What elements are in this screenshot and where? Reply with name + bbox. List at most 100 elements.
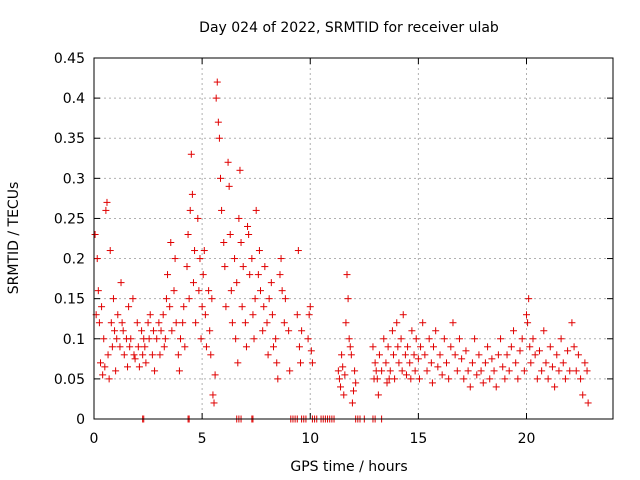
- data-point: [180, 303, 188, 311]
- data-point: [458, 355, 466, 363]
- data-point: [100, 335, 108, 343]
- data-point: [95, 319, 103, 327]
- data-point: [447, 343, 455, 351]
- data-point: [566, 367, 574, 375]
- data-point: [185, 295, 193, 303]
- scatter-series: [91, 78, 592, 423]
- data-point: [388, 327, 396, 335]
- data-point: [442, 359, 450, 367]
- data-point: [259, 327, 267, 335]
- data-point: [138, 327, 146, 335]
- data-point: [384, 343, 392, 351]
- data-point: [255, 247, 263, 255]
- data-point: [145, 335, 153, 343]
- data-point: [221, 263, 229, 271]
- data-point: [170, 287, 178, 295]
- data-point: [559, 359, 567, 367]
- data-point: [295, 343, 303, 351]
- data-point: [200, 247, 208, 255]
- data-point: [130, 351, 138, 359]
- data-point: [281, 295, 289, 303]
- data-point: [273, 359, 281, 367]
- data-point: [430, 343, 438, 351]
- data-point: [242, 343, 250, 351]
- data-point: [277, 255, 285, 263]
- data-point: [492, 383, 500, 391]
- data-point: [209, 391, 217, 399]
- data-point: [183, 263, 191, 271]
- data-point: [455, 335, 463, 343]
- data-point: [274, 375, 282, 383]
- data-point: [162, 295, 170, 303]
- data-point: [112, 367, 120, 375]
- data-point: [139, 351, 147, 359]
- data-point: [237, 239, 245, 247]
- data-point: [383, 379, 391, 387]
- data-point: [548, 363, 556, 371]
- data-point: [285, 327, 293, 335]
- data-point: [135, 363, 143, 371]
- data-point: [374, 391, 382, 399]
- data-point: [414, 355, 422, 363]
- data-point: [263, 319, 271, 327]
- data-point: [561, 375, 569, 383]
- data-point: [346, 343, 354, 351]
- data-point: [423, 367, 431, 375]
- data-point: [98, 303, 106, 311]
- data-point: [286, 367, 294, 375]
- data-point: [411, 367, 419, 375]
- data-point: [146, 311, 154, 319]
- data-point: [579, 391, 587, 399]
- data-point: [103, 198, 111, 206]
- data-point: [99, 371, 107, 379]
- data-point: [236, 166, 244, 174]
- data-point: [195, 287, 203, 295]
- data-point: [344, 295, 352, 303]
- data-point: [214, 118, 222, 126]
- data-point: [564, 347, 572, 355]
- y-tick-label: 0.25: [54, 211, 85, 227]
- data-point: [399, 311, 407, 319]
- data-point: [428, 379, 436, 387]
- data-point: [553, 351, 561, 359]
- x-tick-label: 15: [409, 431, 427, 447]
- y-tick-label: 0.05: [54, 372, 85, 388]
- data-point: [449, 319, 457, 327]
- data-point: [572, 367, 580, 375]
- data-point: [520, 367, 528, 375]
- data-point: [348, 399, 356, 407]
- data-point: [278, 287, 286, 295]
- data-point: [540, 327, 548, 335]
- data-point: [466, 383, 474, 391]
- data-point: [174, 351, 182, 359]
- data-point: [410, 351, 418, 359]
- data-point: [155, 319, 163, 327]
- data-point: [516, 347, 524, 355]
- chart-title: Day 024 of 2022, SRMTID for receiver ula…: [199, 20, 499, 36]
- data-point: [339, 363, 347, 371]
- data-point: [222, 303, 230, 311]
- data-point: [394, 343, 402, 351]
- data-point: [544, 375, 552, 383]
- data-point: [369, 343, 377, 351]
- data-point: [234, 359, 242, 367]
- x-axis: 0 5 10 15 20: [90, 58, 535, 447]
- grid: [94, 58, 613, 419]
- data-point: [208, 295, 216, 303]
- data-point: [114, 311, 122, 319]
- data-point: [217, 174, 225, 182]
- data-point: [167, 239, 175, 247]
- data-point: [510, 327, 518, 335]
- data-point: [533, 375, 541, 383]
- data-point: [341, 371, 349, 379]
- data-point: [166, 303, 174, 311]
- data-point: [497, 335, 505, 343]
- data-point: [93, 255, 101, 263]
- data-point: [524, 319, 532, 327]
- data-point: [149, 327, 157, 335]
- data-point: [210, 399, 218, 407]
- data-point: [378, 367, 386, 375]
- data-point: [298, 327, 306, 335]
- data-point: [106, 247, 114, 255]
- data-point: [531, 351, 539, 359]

-----

What is being asked:
Collect every line of the data above that contains the string "tick", and copy each one in full. Case counts.

Result of the exercise:
- y-tick-label: 0.25: [54, 211, 85, 227]
- x-tick-label: 15: [409, 431, 427, 447]
- y-tick-label: 0.05: [54, 372, 85, 388]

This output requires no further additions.